**INSTRUCTION**
Using the records that follow, copy every line containing the word "structure".

**MATERIALS PROVIDED**

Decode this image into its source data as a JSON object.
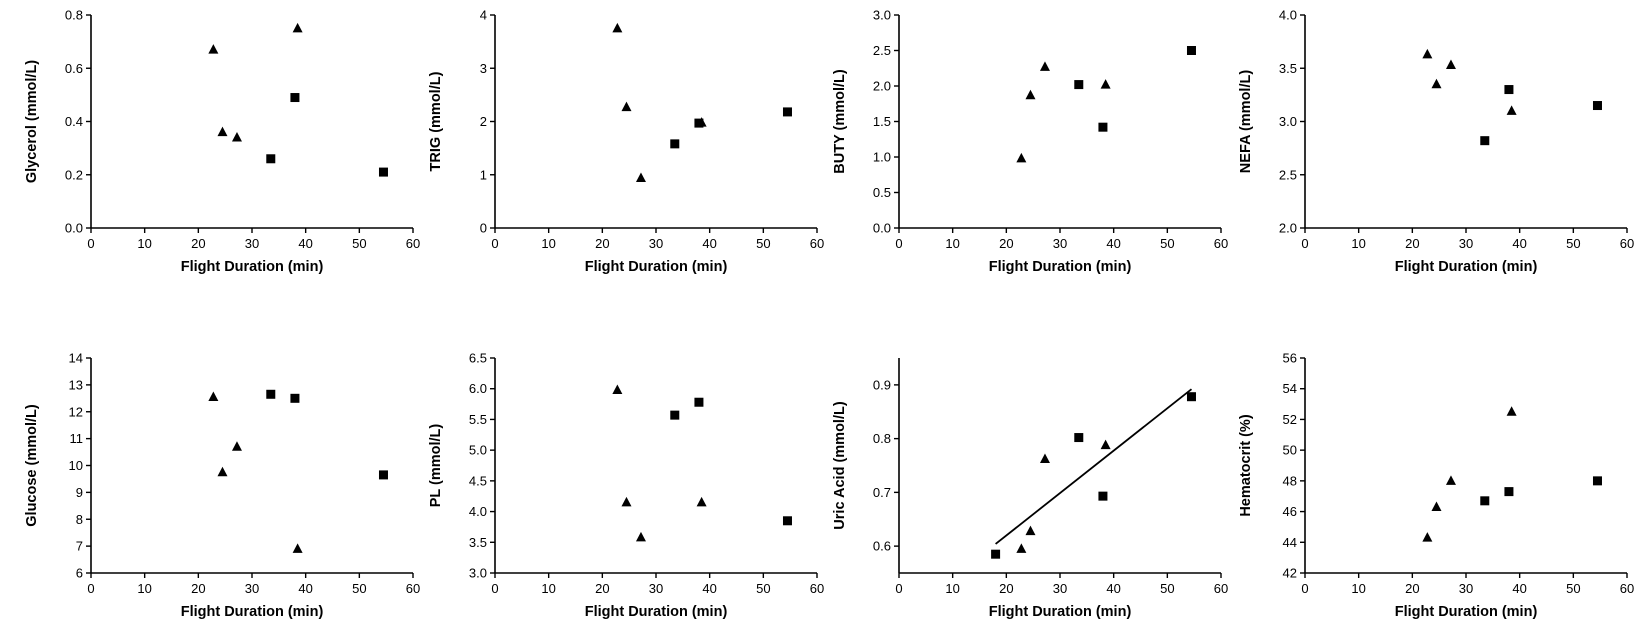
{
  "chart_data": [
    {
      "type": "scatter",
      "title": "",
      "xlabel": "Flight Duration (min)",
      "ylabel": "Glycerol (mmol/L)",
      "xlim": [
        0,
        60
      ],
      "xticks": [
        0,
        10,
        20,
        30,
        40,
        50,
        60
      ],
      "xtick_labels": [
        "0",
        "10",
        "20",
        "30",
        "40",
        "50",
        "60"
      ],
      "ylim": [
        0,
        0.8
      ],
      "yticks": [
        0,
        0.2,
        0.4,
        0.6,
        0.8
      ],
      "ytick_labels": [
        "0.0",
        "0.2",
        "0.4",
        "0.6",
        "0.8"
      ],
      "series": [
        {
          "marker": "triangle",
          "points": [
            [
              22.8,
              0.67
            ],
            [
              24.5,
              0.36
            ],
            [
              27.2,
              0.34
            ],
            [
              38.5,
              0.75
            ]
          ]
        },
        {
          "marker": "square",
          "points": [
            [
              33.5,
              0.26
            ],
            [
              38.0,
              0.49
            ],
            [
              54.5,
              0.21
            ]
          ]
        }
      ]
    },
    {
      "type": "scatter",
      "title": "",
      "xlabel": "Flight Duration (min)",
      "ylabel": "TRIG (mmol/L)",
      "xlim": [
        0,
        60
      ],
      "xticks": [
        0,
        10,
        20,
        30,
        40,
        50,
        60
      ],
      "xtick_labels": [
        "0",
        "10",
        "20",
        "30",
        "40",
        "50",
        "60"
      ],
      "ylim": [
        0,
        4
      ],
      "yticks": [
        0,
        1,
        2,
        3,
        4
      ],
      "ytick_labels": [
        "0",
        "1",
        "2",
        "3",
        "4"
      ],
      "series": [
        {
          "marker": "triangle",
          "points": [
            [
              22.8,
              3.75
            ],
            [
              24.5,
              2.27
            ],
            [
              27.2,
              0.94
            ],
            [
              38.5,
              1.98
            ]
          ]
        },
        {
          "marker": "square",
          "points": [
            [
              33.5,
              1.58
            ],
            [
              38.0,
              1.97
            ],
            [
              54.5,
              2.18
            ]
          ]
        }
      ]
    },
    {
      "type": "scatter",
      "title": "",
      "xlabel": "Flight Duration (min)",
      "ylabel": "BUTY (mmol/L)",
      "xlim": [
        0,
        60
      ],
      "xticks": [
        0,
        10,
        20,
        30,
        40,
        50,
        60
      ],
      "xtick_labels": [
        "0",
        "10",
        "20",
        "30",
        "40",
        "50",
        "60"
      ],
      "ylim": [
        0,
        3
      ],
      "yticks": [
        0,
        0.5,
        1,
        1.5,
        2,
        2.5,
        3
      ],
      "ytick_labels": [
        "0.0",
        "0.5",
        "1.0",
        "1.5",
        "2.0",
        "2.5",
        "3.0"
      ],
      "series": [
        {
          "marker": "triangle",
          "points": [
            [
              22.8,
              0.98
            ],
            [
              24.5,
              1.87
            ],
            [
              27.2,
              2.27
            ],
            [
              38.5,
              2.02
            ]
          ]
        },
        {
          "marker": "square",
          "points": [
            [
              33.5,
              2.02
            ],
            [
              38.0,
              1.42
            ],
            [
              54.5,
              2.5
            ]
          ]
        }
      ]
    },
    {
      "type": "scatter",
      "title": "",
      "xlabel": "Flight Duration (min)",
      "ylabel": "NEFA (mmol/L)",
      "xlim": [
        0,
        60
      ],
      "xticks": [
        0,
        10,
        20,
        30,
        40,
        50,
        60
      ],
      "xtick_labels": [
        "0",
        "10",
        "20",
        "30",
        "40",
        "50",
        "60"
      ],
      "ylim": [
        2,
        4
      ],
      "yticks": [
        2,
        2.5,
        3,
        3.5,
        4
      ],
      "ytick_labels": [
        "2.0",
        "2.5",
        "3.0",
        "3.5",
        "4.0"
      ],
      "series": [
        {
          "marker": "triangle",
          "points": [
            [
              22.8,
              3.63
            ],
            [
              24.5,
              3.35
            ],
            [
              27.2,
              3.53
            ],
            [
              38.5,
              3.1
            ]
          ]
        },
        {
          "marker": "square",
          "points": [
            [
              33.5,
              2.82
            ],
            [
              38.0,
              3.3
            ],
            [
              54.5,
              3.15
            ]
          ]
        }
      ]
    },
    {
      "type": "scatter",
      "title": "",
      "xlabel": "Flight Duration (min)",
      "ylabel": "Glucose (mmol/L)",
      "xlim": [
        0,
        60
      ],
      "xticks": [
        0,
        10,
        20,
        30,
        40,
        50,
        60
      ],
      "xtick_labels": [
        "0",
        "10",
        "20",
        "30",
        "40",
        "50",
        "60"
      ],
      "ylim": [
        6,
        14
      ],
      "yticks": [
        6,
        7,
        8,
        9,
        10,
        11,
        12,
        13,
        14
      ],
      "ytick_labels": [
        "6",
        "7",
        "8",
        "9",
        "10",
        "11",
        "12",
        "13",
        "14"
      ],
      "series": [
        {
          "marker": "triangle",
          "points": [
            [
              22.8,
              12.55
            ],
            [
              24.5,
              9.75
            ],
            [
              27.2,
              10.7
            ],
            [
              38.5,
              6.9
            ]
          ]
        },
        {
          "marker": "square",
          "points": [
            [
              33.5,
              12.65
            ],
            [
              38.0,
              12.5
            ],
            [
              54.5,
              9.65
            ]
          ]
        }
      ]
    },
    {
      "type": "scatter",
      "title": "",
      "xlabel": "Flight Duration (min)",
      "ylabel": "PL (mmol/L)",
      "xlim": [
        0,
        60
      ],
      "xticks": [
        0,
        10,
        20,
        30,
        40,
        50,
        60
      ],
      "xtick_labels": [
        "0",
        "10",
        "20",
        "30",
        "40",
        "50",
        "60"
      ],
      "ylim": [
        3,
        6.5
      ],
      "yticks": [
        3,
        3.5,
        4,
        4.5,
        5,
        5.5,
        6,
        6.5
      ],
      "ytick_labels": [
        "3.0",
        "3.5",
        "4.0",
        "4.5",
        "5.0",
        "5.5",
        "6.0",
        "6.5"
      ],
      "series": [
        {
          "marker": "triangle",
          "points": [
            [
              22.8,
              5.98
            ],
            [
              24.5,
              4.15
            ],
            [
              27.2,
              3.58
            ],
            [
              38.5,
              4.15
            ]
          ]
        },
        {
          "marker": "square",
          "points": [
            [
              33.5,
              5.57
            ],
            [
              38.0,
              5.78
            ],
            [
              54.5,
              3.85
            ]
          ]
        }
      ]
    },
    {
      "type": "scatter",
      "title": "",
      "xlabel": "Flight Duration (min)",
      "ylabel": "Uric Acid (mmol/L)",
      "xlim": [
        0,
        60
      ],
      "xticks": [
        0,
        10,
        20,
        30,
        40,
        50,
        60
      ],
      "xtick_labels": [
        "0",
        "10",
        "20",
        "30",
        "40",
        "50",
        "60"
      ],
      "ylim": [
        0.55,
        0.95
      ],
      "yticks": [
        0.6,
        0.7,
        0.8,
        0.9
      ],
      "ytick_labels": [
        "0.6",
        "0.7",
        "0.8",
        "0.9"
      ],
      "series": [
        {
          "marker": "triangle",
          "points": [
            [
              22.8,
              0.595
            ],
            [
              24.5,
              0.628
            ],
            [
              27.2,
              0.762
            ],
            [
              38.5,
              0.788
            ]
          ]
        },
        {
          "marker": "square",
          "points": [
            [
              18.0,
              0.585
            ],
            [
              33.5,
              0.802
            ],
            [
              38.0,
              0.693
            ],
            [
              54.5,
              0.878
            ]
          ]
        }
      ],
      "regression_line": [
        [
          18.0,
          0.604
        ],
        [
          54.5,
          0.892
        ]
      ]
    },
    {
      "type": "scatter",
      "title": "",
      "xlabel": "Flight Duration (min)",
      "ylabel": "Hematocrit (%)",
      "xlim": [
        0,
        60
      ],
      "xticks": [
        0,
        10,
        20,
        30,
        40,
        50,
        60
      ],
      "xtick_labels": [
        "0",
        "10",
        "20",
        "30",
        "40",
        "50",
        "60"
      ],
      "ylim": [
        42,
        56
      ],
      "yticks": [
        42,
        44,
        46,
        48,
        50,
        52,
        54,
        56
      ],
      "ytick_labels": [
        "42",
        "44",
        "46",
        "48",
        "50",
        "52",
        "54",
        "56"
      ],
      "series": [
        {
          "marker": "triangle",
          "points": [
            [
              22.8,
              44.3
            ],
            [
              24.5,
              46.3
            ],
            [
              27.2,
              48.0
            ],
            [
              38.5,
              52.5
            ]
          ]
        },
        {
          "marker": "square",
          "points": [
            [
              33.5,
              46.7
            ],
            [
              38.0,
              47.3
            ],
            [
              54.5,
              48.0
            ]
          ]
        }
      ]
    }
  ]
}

...

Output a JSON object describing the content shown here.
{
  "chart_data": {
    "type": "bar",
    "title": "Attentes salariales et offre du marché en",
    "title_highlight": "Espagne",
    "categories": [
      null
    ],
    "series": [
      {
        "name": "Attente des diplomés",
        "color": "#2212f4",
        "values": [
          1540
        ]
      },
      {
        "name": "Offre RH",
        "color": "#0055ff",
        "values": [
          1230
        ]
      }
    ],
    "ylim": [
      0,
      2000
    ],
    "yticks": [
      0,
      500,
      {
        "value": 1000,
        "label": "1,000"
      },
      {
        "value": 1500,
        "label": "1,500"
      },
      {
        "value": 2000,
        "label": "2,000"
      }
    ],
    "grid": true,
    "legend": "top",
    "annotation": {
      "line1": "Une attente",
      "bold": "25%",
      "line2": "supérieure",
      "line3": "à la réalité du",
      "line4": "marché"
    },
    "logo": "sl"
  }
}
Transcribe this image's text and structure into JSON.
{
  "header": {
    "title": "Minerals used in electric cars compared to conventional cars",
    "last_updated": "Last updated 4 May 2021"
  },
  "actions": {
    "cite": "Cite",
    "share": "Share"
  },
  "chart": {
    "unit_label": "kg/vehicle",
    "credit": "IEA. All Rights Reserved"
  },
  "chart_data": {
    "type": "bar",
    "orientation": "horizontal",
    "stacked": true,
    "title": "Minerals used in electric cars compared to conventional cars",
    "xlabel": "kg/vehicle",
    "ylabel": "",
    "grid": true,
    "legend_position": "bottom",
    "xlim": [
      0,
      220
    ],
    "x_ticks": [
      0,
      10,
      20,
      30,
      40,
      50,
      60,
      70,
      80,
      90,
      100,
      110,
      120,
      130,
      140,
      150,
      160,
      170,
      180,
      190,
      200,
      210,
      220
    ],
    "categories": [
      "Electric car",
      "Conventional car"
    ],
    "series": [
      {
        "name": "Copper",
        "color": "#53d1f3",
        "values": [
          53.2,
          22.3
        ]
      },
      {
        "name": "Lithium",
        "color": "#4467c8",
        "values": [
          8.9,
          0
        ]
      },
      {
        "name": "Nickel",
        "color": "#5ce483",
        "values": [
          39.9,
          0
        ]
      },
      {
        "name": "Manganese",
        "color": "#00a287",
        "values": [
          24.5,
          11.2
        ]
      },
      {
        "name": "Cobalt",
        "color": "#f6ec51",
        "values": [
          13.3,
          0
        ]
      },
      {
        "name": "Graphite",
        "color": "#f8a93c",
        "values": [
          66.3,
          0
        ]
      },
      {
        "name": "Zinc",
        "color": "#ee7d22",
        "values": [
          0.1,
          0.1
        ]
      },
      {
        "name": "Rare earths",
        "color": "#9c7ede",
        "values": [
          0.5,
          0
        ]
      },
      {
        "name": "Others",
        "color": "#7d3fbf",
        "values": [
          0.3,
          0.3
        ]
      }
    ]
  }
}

--

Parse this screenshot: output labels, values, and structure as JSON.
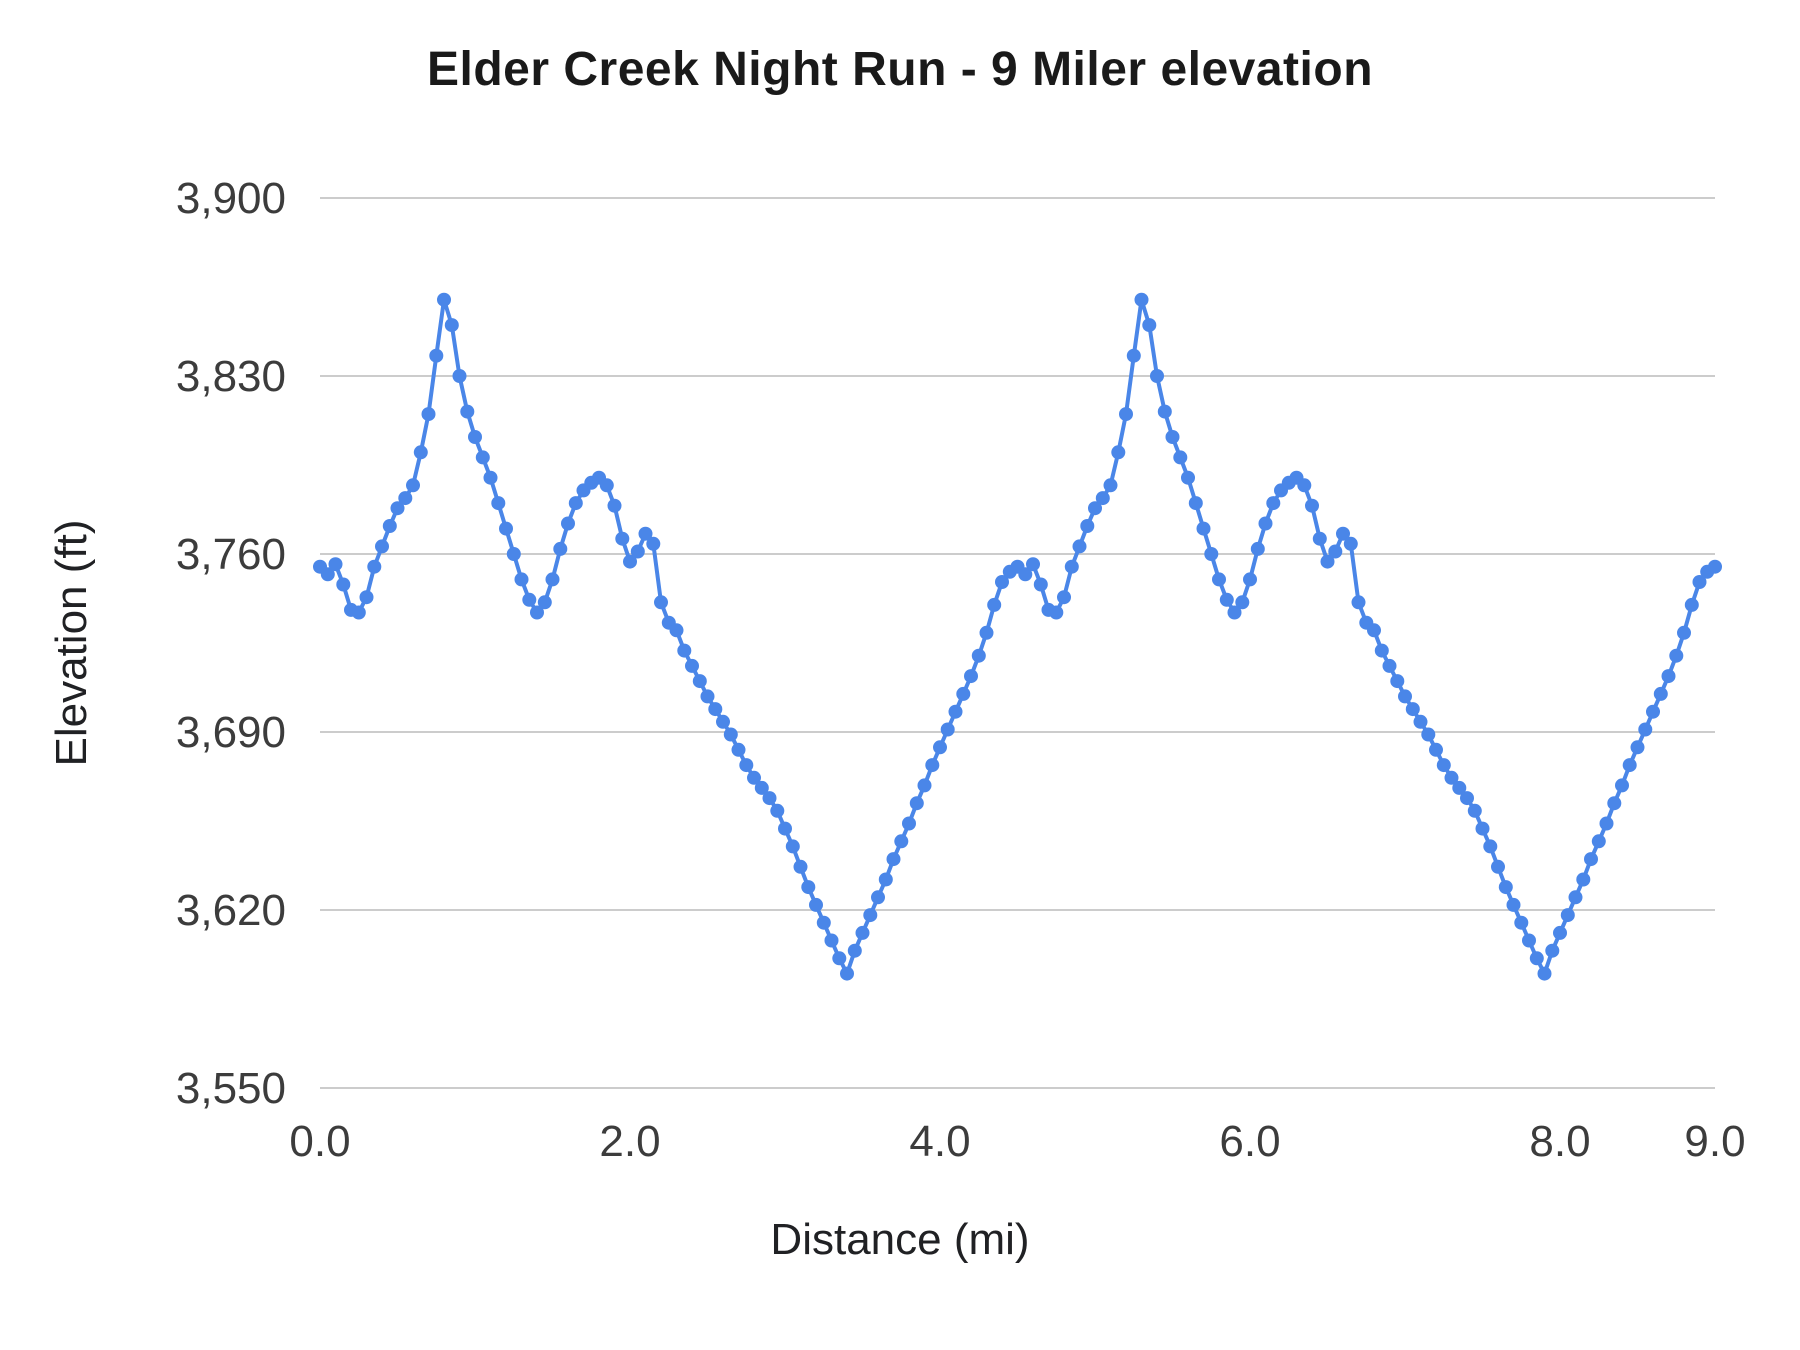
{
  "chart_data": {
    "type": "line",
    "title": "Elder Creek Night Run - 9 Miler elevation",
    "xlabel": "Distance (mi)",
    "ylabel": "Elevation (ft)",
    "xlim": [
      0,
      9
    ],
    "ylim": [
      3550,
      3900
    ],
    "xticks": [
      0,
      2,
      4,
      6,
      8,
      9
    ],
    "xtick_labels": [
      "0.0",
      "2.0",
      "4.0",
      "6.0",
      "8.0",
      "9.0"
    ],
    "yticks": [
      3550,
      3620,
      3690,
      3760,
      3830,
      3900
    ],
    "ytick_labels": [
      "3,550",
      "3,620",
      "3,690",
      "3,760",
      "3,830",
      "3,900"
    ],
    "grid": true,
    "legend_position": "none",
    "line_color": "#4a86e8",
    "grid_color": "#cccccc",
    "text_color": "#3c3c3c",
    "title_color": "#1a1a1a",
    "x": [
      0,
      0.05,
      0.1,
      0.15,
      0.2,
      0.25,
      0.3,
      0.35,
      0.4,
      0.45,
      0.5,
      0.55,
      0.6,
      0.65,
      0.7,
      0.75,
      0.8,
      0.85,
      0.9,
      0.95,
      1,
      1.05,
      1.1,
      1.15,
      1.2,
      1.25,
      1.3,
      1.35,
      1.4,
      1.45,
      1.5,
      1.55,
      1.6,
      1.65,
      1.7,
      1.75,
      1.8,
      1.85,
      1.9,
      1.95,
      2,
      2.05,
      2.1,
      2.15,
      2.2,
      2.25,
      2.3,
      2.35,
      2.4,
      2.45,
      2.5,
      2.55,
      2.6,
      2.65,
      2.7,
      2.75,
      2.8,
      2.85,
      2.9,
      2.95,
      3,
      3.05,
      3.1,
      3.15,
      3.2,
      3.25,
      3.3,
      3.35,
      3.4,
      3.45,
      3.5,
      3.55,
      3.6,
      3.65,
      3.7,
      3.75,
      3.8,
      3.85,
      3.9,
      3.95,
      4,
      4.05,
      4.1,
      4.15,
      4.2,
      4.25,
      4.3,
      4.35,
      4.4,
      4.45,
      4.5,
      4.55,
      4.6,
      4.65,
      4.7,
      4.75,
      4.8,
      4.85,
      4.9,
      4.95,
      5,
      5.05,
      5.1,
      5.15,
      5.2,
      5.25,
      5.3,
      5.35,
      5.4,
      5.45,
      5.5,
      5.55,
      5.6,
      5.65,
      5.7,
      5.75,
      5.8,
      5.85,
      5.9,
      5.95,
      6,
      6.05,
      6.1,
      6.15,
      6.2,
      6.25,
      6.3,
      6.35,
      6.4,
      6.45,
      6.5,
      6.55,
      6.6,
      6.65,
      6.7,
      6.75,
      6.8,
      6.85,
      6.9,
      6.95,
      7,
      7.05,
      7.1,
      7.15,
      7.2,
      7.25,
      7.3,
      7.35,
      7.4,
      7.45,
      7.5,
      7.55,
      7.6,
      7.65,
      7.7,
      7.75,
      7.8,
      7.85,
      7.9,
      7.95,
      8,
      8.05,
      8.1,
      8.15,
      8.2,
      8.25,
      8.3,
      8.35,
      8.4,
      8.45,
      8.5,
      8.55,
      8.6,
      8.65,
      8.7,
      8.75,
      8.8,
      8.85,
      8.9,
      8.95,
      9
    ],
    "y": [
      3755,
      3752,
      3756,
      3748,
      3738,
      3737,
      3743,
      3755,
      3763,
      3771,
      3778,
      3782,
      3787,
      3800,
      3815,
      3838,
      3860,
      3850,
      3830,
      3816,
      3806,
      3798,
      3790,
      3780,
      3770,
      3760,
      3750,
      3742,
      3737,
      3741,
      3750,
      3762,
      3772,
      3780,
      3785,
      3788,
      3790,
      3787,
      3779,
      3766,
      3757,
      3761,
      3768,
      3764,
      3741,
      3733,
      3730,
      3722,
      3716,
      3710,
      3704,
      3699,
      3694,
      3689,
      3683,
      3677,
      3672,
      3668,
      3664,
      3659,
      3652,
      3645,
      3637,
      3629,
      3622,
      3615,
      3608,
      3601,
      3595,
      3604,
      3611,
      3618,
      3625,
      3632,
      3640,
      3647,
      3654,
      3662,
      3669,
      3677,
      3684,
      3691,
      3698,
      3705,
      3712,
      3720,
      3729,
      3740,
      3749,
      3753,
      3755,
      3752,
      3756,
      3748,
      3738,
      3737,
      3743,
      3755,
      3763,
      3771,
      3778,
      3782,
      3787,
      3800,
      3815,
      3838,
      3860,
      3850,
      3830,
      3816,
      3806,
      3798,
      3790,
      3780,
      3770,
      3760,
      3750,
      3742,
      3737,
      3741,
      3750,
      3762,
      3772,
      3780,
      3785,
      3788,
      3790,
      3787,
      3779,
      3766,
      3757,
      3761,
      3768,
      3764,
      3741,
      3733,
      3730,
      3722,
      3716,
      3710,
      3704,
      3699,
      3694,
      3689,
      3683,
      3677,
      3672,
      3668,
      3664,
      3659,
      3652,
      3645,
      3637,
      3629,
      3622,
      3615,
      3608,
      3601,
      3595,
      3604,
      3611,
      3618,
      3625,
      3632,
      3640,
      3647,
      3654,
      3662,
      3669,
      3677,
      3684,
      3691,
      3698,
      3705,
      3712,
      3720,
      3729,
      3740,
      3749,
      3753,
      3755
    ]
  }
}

**WRITTEN RESPONSE**
Transcribe this image's text and structure into JSON.
Parse this screenshot: output labels, values, and structure as JSON.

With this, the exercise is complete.